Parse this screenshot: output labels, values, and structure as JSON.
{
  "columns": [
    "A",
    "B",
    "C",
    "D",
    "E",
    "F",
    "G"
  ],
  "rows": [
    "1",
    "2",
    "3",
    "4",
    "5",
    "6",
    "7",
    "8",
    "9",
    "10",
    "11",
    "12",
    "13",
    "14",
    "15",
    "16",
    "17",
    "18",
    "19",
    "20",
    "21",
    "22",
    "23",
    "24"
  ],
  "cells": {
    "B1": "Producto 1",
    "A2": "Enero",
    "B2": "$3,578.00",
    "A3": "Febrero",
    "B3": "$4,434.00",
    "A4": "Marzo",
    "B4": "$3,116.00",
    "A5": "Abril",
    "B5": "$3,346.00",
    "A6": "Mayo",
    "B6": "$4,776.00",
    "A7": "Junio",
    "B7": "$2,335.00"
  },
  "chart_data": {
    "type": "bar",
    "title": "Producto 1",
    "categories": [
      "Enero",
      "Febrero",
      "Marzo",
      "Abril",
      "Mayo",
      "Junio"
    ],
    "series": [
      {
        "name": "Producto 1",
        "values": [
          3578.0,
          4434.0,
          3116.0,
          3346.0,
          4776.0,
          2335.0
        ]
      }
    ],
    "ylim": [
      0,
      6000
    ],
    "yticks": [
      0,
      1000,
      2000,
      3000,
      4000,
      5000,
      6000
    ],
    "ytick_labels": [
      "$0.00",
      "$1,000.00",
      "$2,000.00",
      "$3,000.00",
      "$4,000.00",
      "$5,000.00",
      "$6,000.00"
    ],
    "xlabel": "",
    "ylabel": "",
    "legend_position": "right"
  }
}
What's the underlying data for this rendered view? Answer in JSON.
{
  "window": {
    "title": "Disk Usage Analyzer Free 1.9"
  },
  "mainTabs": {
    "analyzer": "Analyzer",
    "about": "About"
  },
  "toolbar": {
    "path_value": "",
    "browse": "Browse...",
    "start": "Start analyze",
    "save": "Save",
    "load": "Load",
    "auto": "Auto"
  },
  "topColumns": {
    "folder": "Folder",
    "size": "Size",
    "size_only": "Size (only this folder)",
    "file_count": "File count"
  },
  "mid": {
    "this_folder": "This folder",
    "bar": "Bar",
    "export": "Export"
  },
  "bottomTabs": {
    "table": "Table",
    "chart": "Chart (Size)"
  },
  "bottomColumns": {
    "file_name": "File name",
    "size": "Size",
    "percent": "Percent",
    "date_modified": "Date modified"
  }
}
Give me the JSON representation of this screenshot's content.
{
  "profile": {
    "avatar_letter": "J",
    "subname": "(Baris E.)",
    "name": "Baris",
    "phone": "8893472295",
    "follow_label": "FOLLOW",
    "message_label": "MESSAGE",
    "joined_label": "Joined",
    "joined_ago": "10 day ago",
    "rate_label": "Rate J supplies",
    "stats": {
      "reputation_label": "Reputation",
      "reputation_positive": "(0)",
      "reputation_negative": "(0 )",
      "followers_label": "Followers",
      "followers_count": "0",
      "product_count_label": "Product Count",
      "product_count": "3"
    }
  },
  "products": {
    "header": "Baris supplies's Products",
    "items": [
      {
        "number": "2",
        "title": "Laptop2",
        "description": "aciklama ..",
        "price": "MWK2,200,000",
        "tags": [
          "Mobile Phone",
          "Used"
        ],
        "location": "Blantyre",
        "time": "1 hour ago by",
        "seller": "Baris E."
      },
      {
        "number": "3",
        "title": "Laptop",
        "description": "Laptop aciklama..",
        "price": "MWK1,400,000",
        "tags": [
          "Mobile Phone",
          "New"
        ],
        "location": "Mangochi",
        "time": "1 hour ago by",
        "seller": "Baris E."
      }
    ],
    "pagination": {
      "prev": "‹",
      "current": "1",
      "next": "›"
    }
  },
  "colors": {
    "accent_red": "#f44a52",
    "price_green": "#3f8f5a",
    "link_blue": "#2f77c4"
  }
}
# # # # #
Reproduce the data, keeping every line exactly the same.

> [Written solution]:
Parse this screenshot: output labels, values, and structure as JSON.
{
  "columns": [
    "A",
    "B",
    "C",
    "D",
    "E",
    "F",
    "G"
  ],
  "rows": [
    "1",
    "2",
    "3",
    "4",
    "5",
    "6",
    "7",
    "8",
    "9",
    "10",
    "11",
    "12",
    "13",
    "14",
    "15",
    "16",
    "17",
    "18",
    "19",
    "20",
    "21",
    "22",
    "23",
    "24"
  ],
  "cells": {
    "B1": "Producto 1",
    "A2": "Enero",
    "B2": "$3,578.00",
    "A3": "Febrero",
    "B3": "$4,434.00",
    "A4": "Marzo",
    "B4": "$3,116.00",
    "A5": "Abril",
    "B5": "$3,346.00",
    "A6": "Mayo",
    "B6": "$4,776.00",
    "A7": "Junio",
    "B7": "$2,335.00"
  },
  "chart_data": {
    "type": "bar",
    "title": "Producto 1",
    "categories": [
      "Enero",
      "Febrero",
      "Marzo",
      "Abril",
      "Mayo",
      "Junio"
    ],
    "series": [
      {
        "name": "Producto 1",
        "values": [
          3578.0,
          4434.0,
          3116.0,
          3346.0,
          4776.0,
          2335.0
        ]
      }
    ],
    "ylim": [
      0,
      6000
    ],
    "yticks": [
      0,
      1000,
      2000,
      3000,
      4000,
      5000,
      6000
    ],
    "ytick_labels": [
      "$0.00",
      "$1,000.00",
      "$2,000.00",
      "$3,000.00",
      "$4,000.00",
      "$5,000.00",
      "$6,000.00"
    ],
    "xlabel": "",
    "ylabel": "",
    "legend_position": "right"
  }
}
What's the underlying data for this rendered view? Answer in JSON.
{
  "window": {
    "title": "Disk Usage Analyzer Free 1.9"
  },
  "mainTabs": {
    "analyzer": "Analyzer",
    "about": "About"
  },
  "toolbar": {
    "path_value": "",
    "browse": "Browse...",
    "start": "Start analyze",
    "save": "Save",
    "load": "Load",
    "auto": "Auto"
  },
  "topColumns": {
    "folder": "Folder",
    "size": "Size",
    "size_only": "Size (only this folder)",
    "file_count": "File count"
  },
  "mid": {
    "this_folder": "This folder",
    "bar": "Bar",
    "export": "Export"
  },
  "bottomTabs": {
    "table": "Table",
    "chart": "Chart (Size)"
  },
  "bottomColumns": {
    "file_name": "File name",
    "size": "Size",
    "percent": "Percent",
    "date_modified": "Date modified"
  }
}
Give me the JSON representation of this screenshot's content.
{
  "profile": {
    "avatar_letter": "J",
    "subname": "(Baris E.)",
    "name": "Baris",
    "phone": "8893472295",
    "follow_label": "FOLLOW",
    "message_label": "MESSAGE",
    "joined_label": "Joined",
    "joined_ago": "10 day ago",
    "rate_label": "Rate J supplies",
    "stats": {
      "reputation_label": "Reputation",
      "reputation_positive": "(0)",
      "reputation_negative": "(0 )",
      "followers_label": "Followers",
      "followers_count": "0",
      "product_count_label": "Product Count",
      "product_count": "3"
    }
  },
  "products": {
    "header": "Baris supplies's Products",
    "items": [
      {
        "number": "2",
        "title": "Laptop2",
        "description": "aciklama ..",
        "price": "MWK2,200,000",
        "tags": [
          "Mobile Phone",
          "Used"
        ],
        "location": "Blantyre",
        "time": "1 hour ago by",
        "seller": "Baris E."
      },
      {
        "number": "3",
        "title": "Laptop",
        "description": "Laptop aciklama..",
        "price": "MWK1,400,000",
        "tags": [
          "Mobile Phone",
          "New"
        ],
        "location": "Mangochi",
        "time": "1 hour ago by",
        "seller": "Baris E."
      }
    ],
    "pagination": {
      "prev": "‹",
      "current": "1",
      "next": "›"
    }
  },
  "colors": {
    "accent_red": "#f44a52",
    "price_green": "#3f8f5a",
    "link_blue": "#2f77c4"
  }
}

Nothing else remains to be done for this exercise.